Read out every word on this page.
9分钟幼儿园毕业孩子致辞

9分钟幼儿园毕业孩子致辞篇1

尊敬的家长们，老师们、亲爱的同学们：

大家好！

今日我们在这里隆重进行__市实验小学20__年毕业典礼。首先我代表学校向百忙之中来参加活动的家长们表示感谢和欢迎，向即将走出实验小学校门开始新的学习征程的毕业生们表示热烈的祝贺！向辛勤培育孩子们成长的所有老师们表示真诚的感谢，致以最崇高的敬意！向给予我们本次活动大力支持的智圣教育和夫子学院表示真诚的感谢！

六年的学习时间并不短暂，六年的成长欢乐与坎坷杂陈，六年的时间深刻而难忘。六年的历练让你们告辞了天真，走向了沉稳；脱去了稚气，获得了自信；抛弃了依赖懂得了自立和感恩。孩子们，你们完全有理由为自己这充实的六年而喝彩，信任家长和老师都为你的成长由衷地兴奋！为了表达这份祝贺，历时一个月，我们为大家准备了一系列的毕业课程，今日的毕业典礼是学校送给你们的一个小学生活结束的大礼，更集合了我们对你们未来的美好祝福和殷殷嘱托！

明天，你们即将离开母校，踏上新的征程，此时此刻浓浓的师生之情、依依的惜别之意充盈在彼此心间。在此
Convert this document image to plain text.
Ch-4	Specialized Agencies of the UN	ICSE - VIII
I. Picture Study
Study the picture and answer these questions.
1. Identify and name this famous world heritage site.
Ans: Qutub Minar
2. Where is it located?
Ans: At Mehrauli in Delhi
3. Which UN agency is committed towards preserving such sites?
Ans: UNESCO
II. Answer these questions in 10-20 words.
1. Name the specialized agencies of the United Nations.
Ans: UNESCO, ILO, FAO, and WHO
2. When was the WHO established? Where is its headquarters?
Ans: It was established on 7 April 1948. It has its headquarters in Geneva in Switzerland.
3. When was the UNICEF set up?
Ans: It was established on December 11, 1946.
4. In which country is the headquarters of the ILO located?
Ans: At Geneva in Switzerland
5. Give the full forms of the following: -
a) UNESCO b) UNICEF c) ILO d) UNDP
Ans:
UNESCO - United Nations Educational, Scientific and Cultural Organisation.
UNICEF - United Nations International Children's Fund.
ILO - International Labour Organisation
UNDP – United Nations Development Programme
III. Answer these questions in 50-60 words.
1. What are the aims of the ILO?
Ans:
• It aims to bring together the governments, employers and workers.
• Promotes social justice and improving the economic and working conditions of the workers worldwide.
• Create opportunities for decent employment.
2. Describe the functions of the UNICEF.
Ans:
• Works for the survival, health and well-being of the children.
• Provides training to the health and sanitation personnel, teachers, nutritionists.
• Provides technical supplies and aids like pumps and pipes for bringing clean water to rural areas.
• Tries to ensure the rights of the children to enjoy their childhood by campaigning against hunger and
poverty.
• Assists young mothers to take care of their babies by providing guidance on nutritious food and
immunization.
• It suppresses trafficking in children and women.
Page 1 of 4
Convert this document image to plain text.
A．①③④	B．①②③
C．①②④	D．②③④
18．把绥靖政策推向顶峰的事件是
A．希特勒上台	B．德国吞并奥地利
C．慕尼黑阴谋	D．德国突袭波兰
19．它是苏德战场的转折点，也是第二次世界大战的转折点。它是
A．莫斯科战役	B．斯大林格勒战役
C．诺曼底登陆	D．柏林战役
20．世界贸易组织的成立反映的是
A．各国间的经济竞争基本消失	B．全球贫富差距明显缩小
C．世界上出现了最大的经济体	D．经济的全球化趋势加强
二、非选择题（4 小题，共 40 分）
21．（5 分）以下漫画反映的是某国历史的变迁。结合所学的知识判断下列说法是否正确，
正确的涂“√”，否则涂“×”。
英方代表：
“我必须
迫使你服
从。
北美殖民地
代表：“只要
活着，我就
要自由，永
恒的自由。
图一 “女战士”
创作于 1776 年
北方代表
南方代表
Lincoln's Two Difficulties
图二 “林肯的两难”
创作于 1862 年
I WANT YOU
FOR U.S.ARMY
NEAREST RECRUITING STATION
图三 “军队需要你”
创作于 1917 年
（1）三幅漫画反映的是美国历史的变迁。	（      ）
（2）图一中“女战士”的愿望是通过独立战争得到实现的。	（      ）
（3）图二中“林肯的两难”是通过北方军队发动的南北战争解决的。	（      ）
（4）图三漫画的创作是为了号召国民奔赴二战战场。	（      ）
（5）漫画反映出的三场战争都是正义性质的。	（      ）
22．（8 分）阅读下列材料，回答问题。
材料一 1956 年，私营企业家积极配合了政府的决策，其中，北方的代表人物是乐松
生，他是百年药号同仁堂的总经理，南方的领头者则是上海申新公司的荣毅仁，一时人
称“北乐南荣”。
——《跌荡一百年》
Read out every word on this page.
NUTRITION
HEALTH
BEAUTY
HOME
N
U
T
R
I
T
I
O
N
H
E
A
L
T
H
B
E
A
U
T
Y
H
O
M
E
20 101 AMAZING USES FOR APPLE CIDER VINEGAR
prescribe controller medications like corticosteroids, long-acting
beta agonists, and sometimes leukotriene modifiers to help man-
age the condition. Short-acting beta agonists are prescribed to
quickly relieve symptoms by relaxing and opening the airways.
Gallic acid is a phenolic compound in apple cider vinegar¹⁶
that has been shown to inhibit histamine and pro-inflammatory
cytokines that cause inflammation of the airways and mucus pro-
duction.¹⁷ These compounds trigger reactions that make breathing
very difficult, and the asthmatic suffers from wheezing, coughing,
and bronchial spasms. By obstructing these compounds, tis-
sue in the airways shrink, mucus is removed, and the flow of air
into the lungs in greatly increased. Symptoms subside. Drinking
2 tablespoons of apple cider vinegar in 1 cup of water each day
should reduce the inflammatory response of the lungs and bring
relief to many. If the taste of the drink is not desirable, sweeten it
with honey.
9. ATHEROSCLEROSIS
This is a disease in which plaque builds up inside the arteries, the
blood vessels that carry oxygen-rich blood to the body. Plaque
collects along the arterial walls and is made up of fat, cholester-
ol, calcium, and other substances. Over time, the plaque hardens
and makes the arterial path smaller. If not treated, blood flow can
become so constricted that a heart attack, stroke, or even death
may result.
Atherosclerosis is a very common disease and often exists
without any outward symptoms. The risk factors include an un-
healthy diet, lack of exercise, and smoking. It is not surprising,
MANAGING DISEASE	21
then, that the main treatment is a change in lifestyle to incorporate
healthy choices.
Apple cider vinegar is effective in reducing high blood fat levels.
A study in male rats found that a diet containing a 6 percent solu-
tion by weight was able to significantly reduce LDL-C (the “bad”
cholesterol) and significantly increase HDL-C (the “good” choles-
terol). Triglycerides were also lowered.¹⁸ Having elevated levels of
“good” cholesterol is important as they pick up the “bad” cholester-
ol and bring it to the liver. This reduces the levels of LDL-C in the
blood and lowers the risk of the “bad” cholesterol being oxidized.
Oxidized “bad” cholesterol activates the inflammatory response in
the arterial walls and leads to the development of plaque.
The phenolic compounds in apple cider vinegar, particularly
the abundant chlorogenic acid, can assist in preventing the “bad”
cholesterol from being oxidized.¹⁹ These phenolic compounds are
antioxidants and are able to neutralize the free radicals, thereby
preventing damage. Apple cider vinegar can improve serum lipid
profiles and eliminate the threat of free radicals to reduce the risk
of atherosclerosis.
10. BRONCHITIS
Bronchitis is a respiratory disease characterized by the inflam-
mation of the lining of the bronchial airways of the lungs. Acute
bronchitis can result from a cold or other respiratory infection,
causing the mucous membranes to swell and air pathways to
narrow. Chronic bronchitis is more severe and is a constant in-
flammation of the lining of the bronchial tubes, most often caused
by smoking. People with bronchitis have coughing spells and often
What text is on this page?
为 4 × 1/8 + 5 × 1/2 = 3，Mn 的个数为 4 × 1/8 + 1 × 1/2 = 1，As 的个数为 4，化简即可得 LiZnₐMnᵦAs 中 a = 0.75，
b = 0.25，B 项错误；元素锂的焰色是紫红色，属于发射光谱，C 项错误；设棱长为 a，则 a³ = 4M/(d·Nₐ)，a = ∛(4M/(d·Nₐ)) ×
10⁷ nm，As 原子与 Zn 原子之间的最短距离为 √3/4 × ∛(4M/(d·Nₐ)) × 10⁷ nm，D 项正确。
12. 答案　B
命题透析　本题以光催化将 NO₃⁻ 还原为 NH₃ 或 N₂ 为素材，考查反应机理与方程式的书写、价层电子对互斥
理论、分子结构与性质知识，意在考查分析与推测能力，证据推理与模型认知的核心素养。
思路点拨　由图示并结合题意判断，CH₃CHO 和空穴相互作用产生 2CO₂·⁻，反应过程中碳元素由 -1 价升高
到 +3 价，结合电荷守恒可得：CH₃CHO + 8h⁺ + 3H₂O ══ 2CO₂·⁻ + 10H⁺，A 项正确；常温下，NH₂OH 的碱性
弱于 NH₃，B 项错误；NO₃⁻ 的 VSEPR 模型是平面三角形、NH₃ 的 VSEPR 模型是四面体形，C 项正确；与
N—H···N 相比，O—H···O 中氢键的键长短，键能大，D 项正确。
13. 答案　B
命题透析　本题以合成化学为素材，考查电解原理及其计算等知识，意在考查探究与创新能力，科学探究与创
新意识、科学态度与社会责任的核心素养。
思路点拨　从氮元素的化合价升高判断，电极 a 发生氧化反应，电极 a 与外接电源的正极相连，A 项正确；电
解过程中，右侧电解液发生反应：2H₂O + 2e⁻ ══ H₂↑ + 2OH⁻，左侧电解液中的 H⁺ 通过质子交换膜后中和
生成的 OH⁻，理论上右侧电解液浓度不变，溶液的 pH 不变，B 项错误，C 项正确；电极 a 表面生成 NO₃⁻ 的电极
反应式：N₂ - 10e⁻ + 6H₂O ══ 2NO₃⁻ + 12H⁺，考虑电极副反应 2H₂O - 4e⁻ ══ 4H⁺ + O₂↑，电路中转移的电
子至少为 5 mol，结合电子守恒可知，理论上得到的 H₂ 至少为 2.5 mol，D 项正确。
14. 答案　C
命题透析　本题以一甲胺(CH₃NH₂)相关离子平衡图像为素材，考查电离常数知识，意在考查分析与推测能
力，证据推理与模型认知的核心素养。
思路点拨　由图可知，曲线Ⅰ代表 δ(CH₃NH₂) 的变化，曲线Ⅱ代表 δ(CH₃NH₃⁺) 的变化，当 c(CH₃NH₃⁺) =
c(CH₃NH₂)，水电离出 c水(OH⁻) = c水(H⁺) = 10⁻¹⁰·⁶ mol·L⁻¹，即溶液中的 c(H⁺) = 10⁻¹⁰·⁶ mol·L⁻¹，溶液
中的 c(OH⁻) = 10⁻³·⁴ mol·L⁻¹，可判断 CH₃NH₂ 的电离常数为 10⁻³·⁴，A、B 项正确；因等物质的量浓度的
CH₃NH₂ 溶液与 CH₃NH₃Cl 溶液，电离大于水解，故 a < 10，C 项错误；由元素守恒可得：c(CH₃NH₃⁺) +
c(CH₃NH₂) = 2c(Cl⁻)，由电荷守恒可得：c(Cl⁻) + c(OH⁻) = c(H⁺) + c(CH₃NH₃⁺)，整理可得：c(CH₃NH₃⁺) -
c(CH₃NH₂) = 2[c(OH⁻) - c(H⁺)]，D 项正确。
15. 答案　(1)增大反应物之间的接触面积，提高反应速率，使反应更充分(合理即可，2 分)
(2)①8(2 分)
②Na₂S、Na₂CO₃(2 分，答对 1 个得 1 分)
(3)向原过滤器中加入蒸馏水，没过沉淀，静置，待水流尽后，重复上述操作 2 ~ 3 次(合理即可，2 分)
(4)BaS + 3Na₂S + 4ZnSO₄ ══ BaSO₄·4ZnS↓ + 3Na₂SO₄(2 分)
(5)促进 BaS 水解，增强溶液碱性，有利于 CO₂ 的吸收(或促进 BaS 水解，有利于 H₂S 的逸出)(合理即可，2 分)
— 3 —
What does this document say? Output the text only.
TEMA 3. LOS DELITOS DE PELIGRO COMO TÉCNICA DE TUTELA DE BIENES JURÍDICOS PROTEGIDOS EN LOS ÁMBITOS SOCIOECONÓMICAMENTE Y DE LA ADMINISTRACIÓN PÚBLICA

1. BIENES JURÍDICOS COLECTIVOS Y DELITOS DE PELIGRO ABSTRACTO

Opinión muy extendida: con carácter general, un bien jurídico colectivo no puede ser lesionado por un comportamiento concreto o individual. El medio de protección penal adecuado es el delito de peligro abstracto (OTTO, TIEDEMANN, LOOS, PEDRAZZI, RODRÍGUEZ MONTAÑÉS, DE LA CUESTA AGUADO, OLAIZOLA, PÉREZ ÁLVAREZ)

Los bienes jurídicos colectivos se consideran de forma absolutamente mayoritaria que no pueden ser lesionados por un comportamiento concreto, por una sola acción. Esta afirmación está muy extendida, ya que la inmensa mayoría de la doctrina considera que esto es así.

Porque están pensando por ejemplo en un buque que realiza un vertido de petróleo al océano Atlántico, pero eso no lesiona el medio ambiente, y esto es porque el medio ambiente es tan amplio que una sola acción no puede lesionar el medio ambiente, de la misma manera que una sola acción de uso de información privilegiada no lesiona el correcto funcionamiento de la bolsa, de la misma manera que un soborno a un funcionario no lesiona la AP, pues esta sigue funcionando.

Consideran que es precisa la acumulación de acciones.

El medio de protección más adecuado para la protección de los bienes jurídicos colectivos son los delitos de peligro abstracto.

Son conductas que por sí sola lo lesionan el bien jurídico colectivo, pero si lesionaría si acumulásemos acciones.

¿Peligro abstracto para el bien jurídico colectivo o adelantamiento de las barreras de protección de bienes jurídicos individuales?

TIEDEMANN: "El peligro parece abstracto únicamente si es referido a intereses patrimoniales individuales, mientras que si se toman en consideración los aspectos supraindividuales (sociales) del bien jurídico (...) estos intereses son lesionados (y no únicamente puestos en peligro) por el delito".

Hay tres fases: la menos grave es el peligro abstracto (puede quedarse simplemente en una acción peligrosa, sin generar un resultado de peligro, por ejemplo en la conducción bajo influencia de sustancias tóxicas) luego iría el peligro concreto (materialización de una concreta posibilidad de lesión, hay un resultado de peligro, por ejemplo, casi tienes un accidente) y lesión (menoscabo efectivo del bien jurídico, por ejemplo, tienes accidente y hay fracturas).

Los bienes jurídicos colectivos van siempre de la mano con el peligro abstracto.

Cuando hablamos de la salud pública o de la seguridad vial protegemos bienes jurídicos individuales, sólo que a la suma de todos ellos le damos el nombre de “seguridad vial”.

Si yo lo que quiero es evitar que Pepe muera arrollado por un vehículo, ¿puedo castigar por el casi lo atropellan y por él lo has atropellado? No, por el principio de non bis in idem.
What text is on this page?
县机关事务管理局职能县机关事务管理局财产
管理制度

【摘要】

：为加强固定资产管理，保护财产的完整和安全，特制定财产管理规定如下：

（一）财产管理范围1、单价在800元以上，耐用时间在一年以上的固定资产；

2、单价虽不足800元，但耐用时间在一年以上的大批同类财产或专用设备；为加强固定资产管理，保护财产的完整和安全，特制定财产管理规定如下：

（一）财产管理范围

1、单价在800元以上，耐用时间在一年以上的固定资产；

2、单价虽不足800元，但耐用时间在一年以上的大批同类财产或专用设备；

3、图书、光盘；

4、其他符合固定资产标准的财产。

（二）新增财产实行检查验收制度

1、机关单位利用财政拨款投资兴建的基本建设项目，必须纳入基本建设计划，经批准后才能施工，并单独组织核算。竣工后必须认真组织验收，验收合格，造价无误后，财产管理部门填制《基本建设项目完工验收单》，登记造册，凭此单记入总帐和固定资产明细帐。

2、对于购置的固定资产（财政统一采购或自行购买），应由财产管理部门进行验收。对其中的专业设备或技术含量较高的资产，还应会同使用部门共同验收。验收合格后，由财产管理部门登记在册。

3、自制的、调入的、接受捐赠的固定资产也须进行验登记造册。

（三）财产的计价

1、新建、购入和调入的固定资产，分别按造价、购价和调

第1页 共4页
● ● ●
* Goal *
Find and copy each line above that includes the string "命题透析".

* Complete response *
命题透析　本题以光催化将 NO₃⁻ 还原为 NH₃ 或 N₂ 为素材，考查反应机理与方程式的书写、价层电子对互斥
命题透析　本题以合成化学为素材，考查电解原理及其计算等知识，意在考查探究与创新能力，科学探究与创
命题透析　本题以一甲胺(CH₃NH₂)相关离子平衡图像为素材，考查电离常数知识，意在考查分析与推测能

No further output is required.